## Work instructions
Reproduce each of the lines below word for word, omitting the pictures from your answer.
※ ※ ※
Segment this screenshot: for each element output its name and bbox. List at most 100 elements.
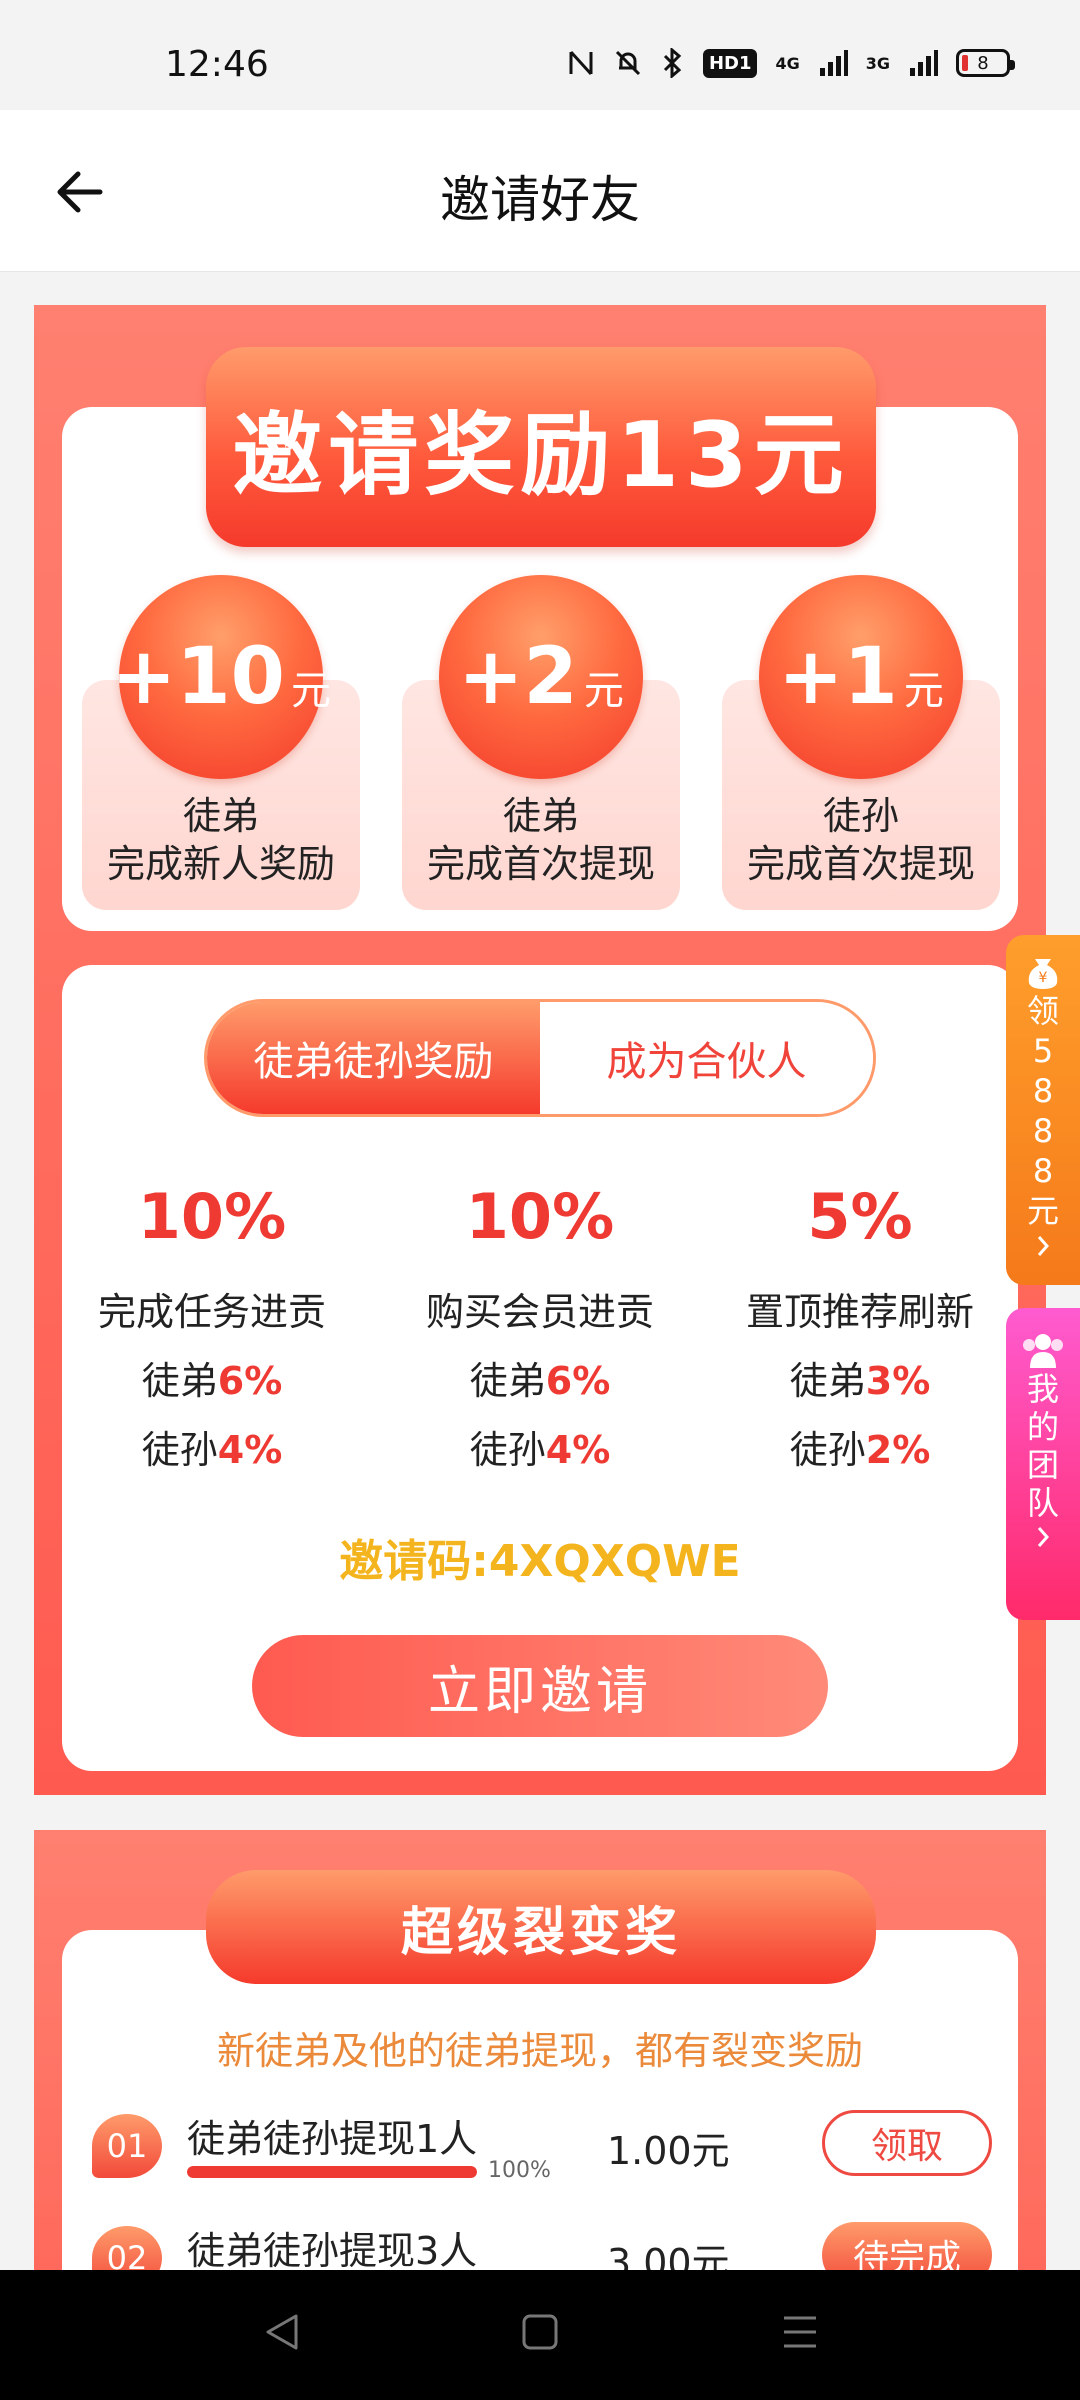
app-header: 邀请好友 bbox=[0, 110, 1080, 272]
status-time: 12:46 bbox=[165, 44, 269, 85]
side-char: 领 bbox=[1026, 992, 1059, 1030]
stat-grand-line: 徒孙4% bbox=[390, 1419, 690, 1474]
reward-label-3: 徒孙 完成首次提现 bbox=[722, 792, 1000, 888]
stat-percent: 10% bbox=[465, 1180, 615, 1253]
reward-unit: 元 bbox=[903, 668, 944, 714]
side-char: 5 bbox=[1032, 1032, 1054, 1070]
stat-apprentice-pct: 3% bbox=[865, 1359, 931, 1403]
network-label-1: 4G bbox=[775, 53, 800, 73]
battery-level: 8 bbox=[977, 52, 989, 74]
stat-percent: 5% bbox=[807, 1180, 913, 1253]
status-icons: HD1 4G 3G 8 bbox=[567, 48, 1015, 78]
stat-apprentice-line: 徒弟6% bbox=[390, 1350, 690, 1405]
signal-icon-2 bbox=[910, 50, 938, 76]
reward-label-line1: 徒弟 bbox=[182, 794, 259, 838]
stat-grand-line: 徒孙2% bbox=[710, 1419, 1010, 1474]
stat-grand-label: 徒孙 bbox=[789, 1428, 866, 1472]
my-team-side-tab[interactable]: 我 的 团 队 bbox=[1006, 1308, 1080, 1620]
stat-description: 置顶推荐刷新 bbox=[745, 1290, 974, 1334]
invite-panel: 邀请奖励13元 +10 元 +2 元 +1 元 徒弟 完成新人奖励 徒弟 完成首… bbox=[34, 305, 1046, 1795]
nav-menu-icon[interactable] bbox=[780, 2310, 820, 2354]
fission-banner: 超级裂变奖 bbox=[206, 1870, 876, 1984]
side-char: 队 bbox=[1026, 1484, 1059, 1522]
tab-become-partner[interactable]: 成为合伙人 bbox=[540, 1002, 873, 1114]
system-nav-bar bbox=[0, 2270, 1080, 2400]
stat-description: 完成任务进贡 bbox=[97, 1290, 326, 1334]
stat-grand-pct: 4% bbox=[217, 1428, 283, 1472]
chevron-right-icon bbox=[1037, 1236, 1050, 1256]
hd-badge: HD1 bbox=[702, 48, 758, 78]
row-progress-text: 100% bbox=[488, 2158, 551, 2183]
row-label: 徒弟徒孙提现1人 bbox=[187, 2117, 478, 2161]
reward-amount-circle-3: +1 元 bbox=[759, 575, 963, 779]
stat-grand-label: 徒孙 bbox=[141, 1428, 218, 1472]
reward-amount: +10 bbox=[111, 632, 285, 722]
tab-bar: 徒弟徒孙奖励 成为合伙人 bbox=[204, 999, 876, 1117]
reward-amount-circle-1: +10 元 bbox=[111, 575, 331, 779]
row-number-badge: 01 bbox=[92, 2114, 162, 2178]
stat-description: 购买会员进贡 bbox=[425, 1290, 654, 1334]
stat-membership: 10% 购买会员进贡 徒弟6% 徒孙4% bbox=[390, 1180, 690, 1474]
row-progress-fill bbox=[187, 2166, 477, 2178]
reward-label-line2: 完成首次提现 bbox=[426, 842, 655, 886]
my-team-text: 我 的 团 队 bbox=[1027, 1370, 1059, 1522]
row-label: 徒弟徒孙提现3人 bbox=[187, 2229, 478, 2273]
stat-grand-line: 徒孙4% bbox=[62, 1419, 362, 1474]
reward-banner: 邀请奖励13元 bbox=[206, 347, 876, 547]
stat-top-refresh: 5% 置顶推荐刷新 徒弟3% 徒孙2% bbox=[710, 1180, 1010, 1474]
nfc-icon bbox=[569, 50, 593, 76]
stat-percent: 10% bbox=[137, 1180, 287, 1253]
fission-row-1: 01 徒弟徒孙提现1人 100% 1.00元 领取 bbox=[92, 2110, 992, 2200]
money-bag-icon: ¥ bbox=[1028, 959, 1058, 989]
chevron-right-icon bbox=[1037, 1527, 1050, 1547]
side-char: 的 bbox=[1026, 1408, 1059, 1446]
reward-label-2: 徒弟 完成首次提现 bbox=[402, 792, 680, 888]
stat-apprentice-line: 徒弟6% bbox=[62, 1350, 362, 1405]
nav-back-icon[interactable] bbox=[262, 2310, 302, 2354]
svg-text:¥: ¥ bbox=[1039, 970, 1048, 986]
side-char: 团 bbox=[1026, 1446, 1059, 1484]
stat-apprentice-pct: 6% bbox=[545, 1359, 611, 1403]
stat-apprentice-label: 徒弟 bbox=[141, 1359, 218, 1403]
status-bar: 12:46 HD1 4G 3G 8 bbox=[0, 0, 1080, 110]
stat-apprentice-pct: 6% bbox=[217, 1359, 283, 1403]
reward-amount: +1 bbox=[778, 632, 898, 722]
side-char: 8 bbox=[1032, 1072, 1054, 1110]
claim-cash-side-tab[interactable]: ¥ 领 5 8 8 8 元 bbox=[1006, 935, 1080, 1285]
reward-amount-circle-2: +2 元 bbox=[439, 575, 643, 779]
stat-apprentice-line: 徒弟3% bbox=[710, 1350, 1010, 1405]
invite-now-button[interactable]: 立即邀请 bbox=[252, 1635, 828, 1737]
stat-task: 10% 完成任务进贡 徒弟6% 徒孙4% bbox=[62, 1180, 362, 1474]
tab-apprentice-rewards[interactable]: 徒弟徒孙奖励 bbox=[207, 1002, 540, 1114]
network-label-2: 3G bbox=[865, 53, 890, 73]
stat-apprentice-label: 徒弟 bbox=[469, 1359, 546, 1403]
claim-cash-text: 领 5 8 8 8 元 bbox=[1027, 991, 1059, 1231]
stat-apprentice-label: 徒弟 bbox=[789, 1359, 866, 1403]
reward-label-1: 徒弟 完成新人奖励 bbox=[82, 792, 360, 888]
stat-grand-pct: 4% bbox=[545, 1428, 611, 1472]
side-char: 元 bbox=[1026, 1192, 1059, 1230]
page-title: 邀请好友 bbox=[440, 171, 640, 229]
reward-amount: +2 bbox=[458, 632, 578, 722]
stat-grand-label: 徒孙 bbox=[469, 1428, 546, 1472]
side-char: 8 bbox=[1032, 1152, 1054, 1190]
mute-bell-icon bbox=[615, 50, 640, 76]
invite-code[interactable]: 邀请码:4XQXQWE bbox=[62, 1525, 1018, 1589]
reward-unit: 元 bbox=[290, 668, 331, 714]
side-char: 我 bbox=[1026, 1370, 1059, 1408]
nav-home-icon[interactable] bbox=[520, 2310, 560, 2354]
team-icon bbox=[1023, 1334, 1063, 1368]
reward-label-line2: 完成新人奖励 bbox=[106, 842, 335, 886]
fission-subtitle: 新徒弟及他的徒弟提现，都有裂变奖励 bbox=[216, 2029, 863, 2073]
signal-icon-1 bbox=[819, 50, 848, 76]
reward-unit: 元 bbox=[583, 668, 624, 714]
row-amount: 1.00元 bbox=[607, 2129, 730, 2173]
battery-icon: 8 bbox=[956, 49, 1015, 77]
claim-button[interactable]: 领取 bbox=[822, 2110, 992, 2176]
side-char: 8 bbox=[1032, 1112, 1054, 1150]
stat-grand-pct: 2% bbox=[865, 1428, 931, 1472]
reward-label-line1: 徒孙 bbox=[822, 794, 899, 838]
bluetooth-icon bbox=[663, 48, 682, 78]
reward-label-line1: 徒弟 bbox=[502, 794, 579, 838]
commission-card: 徒弟徒孙奖励 成为合伙人 10% 完成任务进贡 徒弟6% 徒孙4% 10% 购买… bbox=[62, 965, 1018, 1771]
※ ※ ※
## Right answer
Segment this screenshot: for each element output its name and bbox. List at most 100 elements.
app-header: 邀请好友 bbox=[0, 110, 1080, 272]
status-time: 12:46 bbox=[165, 44, 269, 85]
side-char: 领 bbox=[1026, 992, 1059, 1030]
stat-grand-line: 徒孙4% bbox=[390, 1419, 690, 1474]
reward-label-3: 徒孙 完成首次提现 bbox=[722, 792, 1000, 888]
stat-percent: 10% bbox=[465, 1180, 615, 1253]
reward-unit: 元 bbox=[903, 668, 944, 714]
side-char: 5 bbox=[1032, 1032, 1054, 1070]
stat-apprentice-pct: 3% bbox=[865, 1359, 931, 1403]
network-label-1: 4G bbox=[775, 53, 800, 73]
battery-level: 8 bbox=[977, 52, 989, 74]
stat-percent: 5% bbox=[807, 1180, 913, 1253]
status-icons: HD1 4G 3G 8 bbox=[567, 48, 1015, 78]
stat-apprentice-line: 徒弟6% bbox=[390, 1350, 690, 1405]
signal-icon-2 bbox=[910, 50, 938, 76]
reward-label-line1: 徒弟 bbox=[182, 794, 259, 838]
stat-grand-line: 徒孙2% bbox=[710, 1419, 1010, 1474]
stat-grand-label: 徒孙 bbox=[789, 1428, 866, 1472]
my-team-side-tab[interactable]: 我 的 团 队 bbox=[1006, 1308, 1080, 1620]
stat-description: 置顶推荐刷新 bbox=[745, 1290, 974, 1334]
invite-panel: 邀请奖励13元 +10 元 +2 元 +1 元 徒弟 完成新人奖励 徒弟 完成首… bbox=[34, 305, 1046, 1795]
nav-menu-icon[interactable] bbox=[780, 2310, 820, 2354]
fission-banner: 超级裂变奖 bbox=[206, 1870, 876, 1984]
side-char: 队 bbox=[1026, 1484, 1059, 1522]
tab-become-partner[interactable]: 成为合伙人 bbox=[540, 1002, 873, 1114]
system-nav-bar bbox=[0, 2270, 1080, 2400]
stat-description: 完成任务进贡 bbox=[97, 1290, 326, 1334]
stat-grand-pct: 4% bbox=[217, 1428, 283, 1472]
chevron-right-icon bbox=[1037, 1236, 1050, 1256]
hd-badge: HD1 bbox=[702, 48, 758, 78]
row-progress-text: 100% bbox=[488, 2158, 551, 2183]
row-label: 徒弟徒孙提现1人 bbox=[187, 2117, 478, 2161]
reward-amount-circle-3: +1 元 bbox=[759, 575, 963, 779]
stat-grand-label: 徒孙 bbox=[141, 1428, 218, 1472]
reward-amount: +10 bbox=[111, 632, 285, 722]
tab-bar: 徒弟徒孙奖励 成为合伙人 bbox=[204, 999, 876, 1117]
reward-amount-circle-1: +10 元 bbox=[111, 575, 331, 779]
row-number-badge: 01 bbox=[92, 2114, 162, 2178]
stat-description: 购买会员进贡 bbox=[425, 1290, 654, 1334]
stat-membership: 10% 购买会员进贡 徒弟6% 徒孙4% bbox=[390, 1180, 690, 1474]
row-progress-fill bbox=[187, 2166, 477, 2178]
reward-label-line2: 完成首次提现 bbox=[426, 842, 655, 886]
my-team-text: 我 的 团 队 bbox=[1027, 1370, 1059, 1522]
row-label: 徒弟徒孙提现3人 bbox=[187, 2229, 478, 2273]
stat-grand-line: 徒孙4% bbox=[62, 1419, 362, 1474]
reward-banner: 邀请奖励13元 bbox=[206, 347, 876, 547]
stat-top-refresh: 5% 置顶推荐刷新 徒弟3% 徒孙2% bbox=[710, 1180, 1010, 1474]
nfc-icon bbox=[569, 50, 593, 76]
stat-percent: 10% bbox=[137, 1180, 287, 1253]
fission-row-1: 01 徒弟徒孙提现1人 100% 1.00元 领取 bbox=[92, 2110, 992, 2200]
money-bag-icon: ¥ bbox=[1028, 959, 1058, 989]
chevron-right-icon bbox=[1037, 1527, 1050, 1547]
side-char: 的 bbox=[1026, 1408, 1059, 1446]
reward-label-2: 徒弟 完成首次提现 bbox=[402, 792, 680, 888]
stat-apprentice-line: 徒弟6% bbox=[62, 1350, 362, 1405]
nav-back-icon[interactable] bbox=[262, 2310, 302, 2354]
svg-text:¥: ¥ bbox=[1039, 970, 1048, 986]
side-char: 团 bbox=[1026, 1446, 1059, 1484]
stat-apprentice-pct: 6% bbox=[545, 1359, 611, 1403]
stat-apprentice-label: 徒弟 bbox=[141, 1359, 218, 1403]
status-bar: 12:46 HD1 4G 3G 8 bbox=[0, 0, 1080, 110]
stat-apprentice-pct: 6% bbox=[217, 1359, 283, 1403]
reward-amount: +1 bbox=[778, 632, 898, 722]
side-char: 8 bbox=[1032, 1072, 1054, 1110]
claim-cash-side-tab[interactable]: ¥ 领 5 8 8 8 元 bbox=[1006, 935, 1080, 1285]
reward-amount-circle-2: +2 元 bbox=[439, 575, 643, 779]
stat-apprentice-line: 徒弟3% bbox=[710, 1350, 1010, 1405]
invite-now-button[interactable]: 立即邀请 bbox=[252, 1635, 828, 1737]
stat-task: 10% 完成任务进贡 徒弟6% 徒孙4% bbox=[62, 1180, 362, 1474]
tab-apprentice-rewards[interactable]: 徒弟徒孙奖励 bbox=[207, 1002, 540, 1114]
network-label-2: 3G bbox=[865, 53, 890, 73]
stat-apprentice-label: 徒弟 bbox=[469, 1359, 546, 1403]
claim-cash-text: 领 5 8 8 8 元 bbox=[1027, 991, 1059, 1231]
stat-apprentice-label: 徒弟 bbox=[789, 1359, 866, 1403]
reward-label-1: 徒弟 完成新人奖励 bbox=[82, 792, 360, 888]
stat-grand-pct: 4% bbox=[545, 1428, 611, 1472]
side-char: 元 bbox=[1026, 1192, 1059, 1230]
page-title: 邀请好友 bbox=[440, 171, 640, 229]
reward-amount: +2 bbox=[458, 632, 578, 722]
stat-grand-label: 徒孙 bbox=[469, 1428, 546, 1472]
side-char: 8 bbox=[1032, 1152, 1054, 1190]
mute-bell-icon bbox=[615, 50, 640, 76]
invite-code[interactable]: 邀请码:4XQXQWE bbox=[62, 1525, 1018, 1589]
reward-unit: 元 bbox=[290, 668, 331, 714]
side-char: 我 bbox=[1026, 1370, 1059, 1408]
nav-home-icon[interactable] bbox=[520, 2310, 560, 2354]
team-icon bbox=[1023, 1334, 1063, 1368]
reward-label-line2: 完成新人奖励 bbox=[106, 842, 335, 886]
fission-subtitle: 新徒弟及他的徒弟提现，都有裂变奖励 bbox=[216, 2029, 863, 2073]
signal-icon-1 bbox=[819, 50, 848, 76]
reward-unit: 元 bbox=[583, 668, 624, 714]
row-amount: 1.00元 bbox=[607, 2129, 730, 2173]
battery-icon: 8 bbox=[956, 49, 1015, 77]
claim-button[interactable]: 领取 bbox=[822, 2110, 992, 2176]
side-char: 8 bbox=[1032, 1112, 1054, 1150]
stat-grand-pct: 2% bbox=[865, 1428, 931, 1472]
reward-label-line1: 徒孙 bbox=[822, 794, 899, 838]
bluetooth-icon bbox=[663, 48, 682, 78]
reward-label-line1: 徒弟 bbox=[502, 794, 579, 838]
commission-card: 徒弟徒孙奖励 成为合伙人 10% 完成任务进贡 徒弟6% 徒孙4% 10% 购买… bbox=[62, 965, 1018, 1771]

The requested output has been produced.